───── Raw data ─────

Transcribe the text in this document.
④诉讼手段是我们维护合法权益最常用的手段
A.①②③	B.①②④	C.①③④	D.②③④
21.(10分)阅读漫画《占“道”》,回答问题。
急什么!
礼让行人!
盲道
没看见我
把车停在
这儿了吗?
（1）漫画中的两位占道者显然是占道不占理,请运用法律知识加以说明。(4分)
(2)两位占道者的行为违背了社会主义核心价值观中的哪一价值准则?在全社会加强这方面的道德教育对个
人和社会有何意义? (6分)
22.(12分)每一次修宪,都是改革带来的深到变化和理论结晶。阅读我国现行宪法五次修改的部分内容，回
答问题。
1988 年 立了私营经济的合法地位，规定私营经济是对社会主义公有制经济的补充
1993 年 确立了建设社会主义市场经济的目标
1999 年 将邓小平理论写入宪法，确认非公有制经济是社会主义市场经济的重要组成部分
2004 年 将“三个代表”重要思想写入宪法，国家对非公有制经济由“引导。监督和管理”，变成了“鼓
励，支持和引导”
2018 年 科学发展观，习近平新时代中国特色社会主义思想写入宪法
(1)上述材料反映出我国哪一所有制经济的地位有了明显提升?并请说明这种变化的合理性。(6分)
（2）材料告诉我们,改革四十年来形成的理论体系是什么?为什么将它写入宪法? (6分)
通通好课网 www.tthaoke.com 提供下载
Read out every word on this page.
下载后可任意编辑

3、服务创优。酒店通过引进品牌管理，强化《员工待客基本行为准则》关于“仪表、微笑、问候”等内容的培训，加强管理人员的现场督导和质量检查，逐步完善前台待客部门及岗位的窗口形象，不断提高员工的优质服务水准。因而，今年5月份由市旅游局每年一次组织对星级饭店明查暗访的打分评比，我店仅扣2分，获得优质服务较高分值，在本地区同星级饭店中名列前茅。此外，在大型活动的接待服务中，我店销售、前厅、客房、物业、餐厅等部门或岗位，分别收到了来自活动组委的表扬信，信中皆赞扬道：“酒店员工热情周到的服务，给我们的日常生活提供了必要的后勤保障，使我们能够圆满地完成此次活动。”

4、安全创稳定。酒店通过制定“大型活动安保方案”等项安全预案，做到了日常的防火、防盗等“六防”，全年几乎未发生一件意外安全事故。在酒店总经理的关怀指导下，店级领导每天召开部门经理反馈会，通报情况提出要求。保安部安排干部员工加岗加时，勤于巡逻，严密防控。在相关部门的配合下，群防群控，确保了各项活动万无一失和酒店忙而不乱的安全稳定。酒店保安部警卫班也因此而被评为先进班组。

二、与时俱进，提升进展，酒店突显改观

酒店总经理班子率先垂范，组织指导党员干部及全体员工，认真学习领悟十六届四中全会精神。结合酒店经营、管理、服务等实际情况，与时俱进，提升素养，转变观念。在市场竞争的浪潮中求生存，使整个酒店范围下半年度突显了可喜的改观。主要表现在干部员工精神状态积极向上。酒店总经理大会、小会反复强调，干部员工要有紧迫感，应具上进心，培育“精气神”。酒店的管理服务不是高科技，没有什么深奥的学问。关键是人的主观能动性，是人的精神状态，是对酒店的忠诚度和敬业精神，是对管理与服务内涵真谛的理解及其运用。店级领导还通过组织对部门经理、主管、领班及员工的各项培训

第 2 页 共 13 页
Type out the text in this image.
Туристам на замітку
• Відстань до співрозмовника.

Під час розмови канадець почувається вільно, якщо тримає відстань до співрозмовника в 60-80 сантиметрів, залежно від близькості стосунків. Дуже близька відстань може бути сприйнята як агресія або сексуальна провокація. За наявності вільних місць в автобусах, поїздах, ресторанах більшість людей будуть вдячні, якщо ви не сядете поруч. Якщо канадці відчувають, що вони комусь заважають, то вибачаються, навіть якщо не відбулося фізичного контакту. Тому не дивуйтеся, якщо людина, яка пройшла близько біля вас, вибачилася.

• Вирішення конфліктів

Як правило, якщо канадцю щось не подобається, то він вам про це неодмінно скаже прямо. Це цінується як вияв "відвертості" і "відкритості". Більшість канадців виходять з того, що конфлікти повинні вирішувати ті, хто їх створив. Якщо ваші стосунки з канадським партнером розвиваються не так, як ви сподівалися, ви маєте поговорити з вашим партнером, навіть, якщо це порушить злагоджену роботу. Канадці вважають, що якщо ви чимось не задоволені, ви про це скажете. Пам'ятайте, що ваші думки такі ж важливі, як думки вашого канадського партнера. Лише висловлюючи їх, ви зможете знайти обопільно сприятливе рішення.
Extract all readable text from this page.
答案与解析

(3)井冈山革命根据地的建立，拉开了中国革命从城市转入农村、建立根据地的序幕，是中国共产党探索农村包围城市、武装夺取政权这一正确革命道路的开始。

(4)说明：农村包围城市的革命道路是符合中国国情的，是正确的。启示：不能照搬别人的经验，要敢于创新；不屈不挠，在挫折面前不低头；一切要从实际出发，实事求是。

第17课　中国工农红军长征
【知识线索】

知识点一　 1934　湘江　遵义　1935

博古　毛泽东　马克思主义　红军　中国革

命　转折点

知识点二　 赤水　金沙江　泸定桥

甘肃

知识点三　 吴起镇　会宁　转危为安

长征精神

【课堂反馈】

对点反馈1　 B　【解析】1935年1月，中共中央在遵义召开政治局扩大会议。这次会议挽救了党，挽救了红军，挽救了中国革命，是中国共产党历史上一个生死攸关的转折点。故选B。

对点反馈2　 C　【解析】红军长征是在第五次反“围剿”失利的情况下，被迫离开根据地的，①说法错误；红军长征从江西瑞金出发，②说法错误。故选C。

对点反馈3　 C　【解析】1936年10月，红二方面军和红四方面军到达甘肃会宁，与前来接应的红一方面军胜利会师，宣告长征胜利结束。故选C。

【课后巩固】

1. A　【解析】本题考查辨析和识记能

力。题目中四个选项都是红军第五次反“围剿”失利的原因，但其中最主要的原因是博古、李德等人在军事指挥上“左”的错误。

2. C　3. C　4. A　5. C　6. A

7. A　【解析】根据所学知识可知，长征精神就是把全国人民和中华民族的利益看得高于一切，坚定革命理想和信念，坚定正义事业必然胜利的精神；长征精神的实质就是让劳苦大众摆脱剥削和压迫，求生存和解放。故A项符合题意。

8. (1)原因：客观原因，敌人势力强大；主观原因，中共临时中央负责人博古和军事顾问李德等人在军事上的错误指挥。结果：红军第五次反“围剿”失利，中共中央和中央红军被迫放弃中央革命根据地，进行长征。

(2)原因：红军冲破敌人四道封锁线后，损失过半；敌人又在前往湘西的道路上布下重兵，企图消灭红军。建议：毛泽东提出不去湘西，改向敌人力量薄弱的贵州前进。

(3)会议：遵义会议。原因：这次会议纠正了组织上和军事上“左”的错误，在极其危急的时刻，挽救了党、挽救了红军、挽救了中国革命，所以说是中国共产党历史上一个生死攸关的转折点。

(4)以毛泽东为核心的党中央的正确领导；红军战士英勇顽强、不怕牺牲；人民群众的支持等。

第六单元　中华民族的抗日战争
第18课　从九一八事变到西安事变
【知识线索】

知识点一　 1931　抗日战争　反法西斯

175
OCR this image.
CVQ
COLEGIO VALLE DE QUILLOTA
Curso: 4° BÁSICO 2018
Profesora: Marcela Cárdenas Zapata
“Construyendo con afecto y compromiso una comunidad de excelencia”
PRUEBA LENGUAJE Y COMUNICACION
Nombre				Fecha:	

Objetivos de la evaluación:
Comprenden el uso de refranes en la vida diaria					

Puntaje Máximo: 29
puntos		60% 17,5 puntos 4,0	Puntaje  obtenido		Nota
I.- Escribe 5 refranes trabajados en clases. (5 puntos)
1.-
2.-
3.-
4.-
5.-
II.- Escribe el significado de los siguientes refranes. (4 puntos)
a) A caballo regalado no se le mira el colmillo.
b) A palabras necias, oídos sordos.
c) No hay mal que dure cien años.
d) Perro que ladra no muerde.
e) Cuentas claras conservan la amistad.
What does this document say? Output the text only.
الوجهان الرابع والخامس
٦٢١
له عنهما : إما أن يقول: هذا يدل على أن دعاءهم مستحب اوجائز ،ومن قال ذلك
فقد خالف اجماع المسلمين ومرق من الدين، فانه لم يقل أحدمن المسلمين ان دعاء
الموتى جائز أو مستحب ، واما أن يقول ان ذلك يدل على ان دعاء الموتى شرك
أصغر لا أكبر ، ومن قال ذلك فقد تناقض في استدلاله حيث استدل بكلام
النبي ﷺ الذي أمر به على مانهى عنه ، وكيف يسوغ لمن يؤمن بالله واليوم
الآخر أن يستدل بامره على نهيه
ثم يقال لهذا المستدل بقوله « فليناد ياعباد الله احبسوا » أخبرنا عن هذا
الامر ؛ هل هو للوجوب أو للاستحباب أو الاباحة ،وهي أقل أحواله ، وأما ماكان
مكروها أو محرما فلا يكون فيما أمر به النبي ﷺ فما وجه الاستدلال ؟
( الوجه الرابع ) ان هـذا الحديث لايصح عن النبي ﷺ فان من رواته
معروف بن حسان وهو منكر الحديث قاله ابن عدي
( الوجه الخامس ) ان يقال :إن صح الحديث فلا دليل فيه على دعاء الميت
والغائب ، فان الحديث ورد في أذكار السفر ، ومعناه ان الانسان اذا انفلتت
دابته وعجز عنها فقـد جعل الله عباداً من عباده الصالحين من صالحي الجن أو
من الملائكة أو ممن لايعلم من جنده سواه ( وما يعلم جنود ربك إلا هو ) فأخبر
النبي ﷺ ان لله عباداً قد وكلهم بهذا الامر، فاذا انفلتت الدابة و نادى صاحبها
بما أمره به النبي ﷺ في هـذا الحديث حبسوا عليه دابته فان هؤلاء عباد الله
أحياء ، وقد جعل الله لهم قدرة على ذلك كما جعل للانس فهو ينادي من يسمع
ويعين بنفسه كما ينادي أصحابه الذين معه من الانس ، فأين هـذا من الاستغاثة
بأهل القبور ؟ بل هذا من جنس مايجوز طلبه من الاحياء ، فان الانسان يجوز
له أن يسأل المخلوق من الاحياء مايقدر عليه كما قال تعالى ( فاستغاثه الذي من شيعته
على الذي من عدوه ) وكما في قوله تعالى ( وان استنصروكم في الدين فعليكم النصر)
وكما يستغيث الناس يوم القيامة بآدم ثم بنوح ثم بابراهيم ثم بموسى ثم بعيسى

─────

__Requirement__:
Count how many lines above contain the word "هـذا". Reply with the number alone.

__Correct response__:
3